**To be done**: Find every line with the word "fraction". Copy those lines.
◇ ◇ ◇
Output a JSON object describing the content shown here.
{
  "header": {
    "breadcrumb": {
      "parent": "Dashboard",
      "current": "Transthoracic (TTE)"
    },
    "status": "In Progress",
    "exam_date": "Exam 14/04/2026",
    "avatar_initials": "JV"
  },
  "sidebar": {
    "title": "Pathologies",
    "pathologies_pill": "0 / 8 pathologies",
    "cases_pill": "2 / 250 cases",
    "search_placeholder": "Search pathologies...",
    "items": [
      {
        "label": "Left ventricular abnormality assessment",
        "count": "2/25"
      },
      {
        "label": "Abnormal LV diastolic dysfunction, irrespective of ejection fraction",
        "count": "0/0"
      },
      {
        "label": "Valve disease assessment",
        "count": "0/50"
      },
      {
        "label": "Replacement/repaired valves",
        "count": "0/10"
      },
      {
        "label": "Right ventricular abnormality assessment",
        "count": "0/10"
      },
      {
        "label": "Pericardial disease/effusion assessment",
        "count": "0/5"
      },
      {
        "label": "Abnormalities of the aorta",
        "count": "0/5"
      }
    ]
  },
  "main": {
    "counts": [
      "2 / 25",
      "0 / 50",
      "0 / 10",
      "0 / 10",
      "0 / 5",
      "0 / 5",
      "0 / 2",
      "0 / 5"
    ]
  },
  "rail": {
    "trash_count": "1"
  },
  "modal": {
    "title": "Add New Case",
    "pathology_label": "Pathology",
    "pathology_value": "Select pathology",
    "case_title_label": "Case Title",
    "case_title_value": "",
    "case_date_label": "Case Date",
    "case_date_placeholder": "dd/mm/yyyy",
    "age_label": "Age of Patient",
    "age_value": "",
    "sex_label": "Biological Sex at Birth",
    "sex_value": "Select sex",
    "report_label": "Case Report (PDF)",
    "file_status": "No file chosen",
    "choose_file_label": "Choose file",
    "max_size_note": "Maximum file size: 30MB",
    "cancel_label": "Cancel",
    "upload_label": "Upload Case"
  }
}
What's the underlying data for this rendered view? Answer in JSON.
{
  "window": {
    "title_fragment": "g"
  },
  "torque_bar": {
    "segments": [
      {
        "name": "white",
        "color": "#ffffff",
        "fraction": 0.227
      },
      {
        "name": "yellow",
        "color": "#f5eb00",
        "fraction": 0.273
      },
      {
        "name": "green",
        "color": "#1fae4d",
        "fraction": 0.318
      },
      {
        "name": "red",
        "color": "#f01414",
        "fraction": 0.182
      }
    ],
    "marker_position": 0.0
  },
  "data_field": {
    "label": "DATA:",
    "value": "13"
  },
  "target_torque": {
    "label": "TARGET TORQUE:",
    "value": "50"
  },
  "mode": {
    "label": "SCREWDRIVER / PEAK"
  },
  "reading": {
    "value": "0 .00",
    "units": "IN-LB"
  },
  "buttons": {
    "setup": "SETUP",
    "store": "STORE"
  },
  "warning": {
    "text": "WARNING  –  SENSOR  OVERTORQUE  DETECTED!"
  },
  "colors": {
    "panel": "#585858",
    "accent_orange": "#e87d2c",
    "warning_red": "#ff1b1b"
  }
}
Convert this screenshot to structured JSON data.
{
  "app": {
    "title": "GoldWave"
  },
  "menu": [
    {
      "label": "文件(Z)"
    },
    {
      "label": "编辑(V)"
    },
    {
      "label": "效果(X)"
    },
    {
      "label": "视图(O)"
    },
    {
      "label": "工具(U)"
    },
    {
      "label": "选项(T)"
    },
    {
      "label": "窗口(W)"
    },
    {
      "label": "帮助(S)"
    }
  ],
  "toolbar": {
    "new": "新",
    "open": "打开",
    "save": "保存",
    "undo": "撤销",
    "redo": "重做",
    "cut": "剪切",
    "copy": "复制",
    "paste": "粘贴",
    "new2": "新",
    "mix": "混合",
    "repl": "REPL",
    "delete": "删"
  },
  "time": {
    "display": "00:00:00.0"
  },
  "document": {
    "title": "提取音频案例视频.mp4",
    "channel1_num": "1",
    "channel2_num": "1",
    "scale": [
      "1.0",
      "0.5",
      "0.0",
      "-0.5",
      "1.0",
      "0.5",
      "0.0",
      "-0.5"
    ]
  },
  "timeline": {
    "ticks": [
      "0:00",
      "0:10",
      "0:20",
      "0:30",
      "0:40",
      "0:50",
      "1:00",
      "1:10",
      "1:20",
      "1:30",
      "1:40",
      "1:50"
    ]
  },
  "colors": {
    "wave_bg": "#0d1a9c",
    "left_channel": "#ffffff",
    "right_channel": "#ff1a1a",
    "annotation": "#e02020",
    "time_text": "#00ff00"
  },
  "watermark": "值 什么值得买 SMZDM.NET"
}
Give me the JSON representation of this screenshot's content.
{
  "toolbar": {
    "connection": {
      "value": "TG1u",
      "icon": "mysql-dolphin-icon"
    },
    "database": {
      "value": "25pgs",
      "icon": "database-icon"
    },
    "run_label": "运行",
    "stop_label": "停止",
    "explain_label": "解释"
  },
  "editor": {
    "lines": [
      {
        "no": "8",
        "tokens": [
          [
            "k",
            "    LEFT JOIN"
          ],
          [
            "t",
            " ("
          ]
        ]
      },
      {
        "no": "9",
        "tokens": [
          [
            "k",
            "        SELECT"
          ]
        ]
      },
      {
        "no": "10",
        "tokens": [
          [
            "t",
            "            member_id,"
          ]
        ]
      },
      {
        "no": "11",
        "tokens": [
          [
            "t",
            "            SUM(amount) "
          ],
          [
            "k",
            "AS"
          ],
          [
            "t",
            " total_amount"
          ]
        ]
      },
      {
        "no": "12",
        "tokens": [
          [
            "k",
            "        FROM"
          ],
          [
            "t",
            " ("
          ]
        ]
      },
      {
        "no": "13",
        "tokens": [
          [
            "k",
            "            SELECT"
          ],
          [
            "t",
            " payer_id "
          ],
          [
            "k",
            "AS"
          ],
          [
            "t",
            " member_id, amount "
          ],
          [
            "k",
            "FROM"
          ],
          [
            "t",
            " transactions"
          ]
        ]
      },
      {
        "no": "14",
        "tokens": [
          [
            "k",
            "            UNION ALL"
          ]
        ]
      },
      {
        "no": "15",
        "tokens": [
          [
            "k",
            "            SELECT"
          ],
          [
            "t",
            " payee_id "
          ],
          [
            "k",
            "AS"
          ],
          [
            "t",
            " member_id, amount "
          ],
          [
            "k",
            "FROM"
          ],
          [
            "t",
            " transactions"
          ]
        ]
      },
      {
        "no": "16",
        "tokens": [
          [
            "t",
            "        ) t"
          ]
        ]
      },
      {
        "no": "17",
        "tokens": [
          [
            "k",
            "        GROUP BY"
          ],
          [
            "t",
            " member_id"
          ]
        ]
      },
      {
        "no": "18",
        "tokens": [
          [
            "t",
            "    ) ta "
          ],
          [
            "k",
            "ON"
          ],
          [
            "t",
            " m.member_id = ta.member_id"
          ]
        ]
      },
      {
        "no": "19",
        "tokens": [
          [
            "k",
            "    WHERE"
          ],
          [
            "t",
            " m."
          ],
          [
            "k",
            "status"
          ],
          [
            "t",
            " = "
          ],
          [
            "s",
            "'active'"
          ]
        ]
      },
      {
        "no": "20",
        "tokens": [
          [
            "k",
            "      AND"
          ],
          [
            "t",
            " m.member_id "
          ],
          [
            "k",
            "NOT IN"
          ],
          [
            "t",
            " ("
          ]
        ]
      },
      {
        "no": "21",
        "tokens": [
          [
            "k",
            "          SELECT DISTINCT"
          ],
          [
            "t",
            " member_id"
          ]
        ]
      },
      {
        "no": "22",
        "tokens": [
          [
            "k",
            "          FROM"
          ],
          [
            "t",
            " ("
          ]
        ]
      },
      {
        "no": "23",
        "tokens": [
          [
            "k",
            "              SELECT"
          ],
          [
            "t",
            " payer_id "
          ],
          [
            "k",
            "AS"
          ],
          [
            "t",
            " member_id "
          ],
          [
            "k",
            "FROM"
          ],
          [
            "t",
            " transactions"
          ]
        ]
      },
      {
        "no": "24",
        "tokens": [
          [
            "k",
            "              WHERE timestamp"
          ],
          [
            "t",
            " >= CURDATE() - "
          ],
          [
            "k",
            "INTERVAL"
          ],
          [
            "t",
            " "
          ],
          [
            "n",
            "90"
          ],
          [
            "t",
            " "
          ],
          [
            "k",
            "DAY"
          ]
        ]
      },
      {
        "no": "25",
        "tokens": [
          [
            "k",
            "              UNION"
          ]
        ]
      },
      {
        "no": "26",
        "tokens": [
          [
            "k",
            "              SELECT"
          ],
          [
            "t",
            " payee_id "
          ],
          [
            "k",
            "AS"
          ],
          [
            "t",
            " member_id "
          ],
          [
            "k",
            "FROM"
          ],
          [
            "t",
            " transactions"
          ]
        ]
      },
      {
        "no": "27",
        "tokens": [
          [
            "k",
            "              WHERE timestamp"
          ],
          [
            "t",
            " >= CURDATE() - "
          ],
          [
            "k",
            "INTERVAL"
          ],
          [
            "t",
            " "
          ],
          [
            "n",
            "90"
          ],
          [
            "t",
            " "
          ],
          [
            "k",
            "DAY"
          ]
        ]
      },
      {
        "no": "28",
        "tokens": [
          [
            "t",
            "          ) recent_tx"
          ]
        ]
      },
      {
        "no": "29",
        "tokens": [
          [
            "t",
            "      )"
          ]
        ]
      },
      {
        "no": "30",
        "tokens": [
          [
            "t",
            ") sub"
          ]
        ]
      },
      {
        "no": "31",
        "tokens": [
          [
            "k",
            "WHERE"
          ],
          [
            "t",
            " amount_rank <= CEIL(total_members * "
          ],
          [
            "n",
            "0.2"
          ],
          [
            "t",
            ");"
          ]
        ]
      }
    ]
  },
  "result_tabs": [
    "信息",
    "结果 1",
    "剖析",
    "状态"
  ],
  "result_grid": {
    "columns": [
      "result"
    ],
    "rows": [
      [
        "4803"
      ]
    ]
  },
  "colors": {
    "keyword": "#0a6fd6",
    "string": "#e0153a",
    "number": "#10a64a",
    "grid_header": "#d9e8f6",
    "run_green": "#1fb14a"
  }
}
◇ ◇ ◇
**Result**:
        "label": "Abnormal LV diastolic dysfunction, irrespective of ejection fraction",
        "fraction": 0.227
        "fraction": 0.273
        "fraction": 0.318
        "fraction": 0.182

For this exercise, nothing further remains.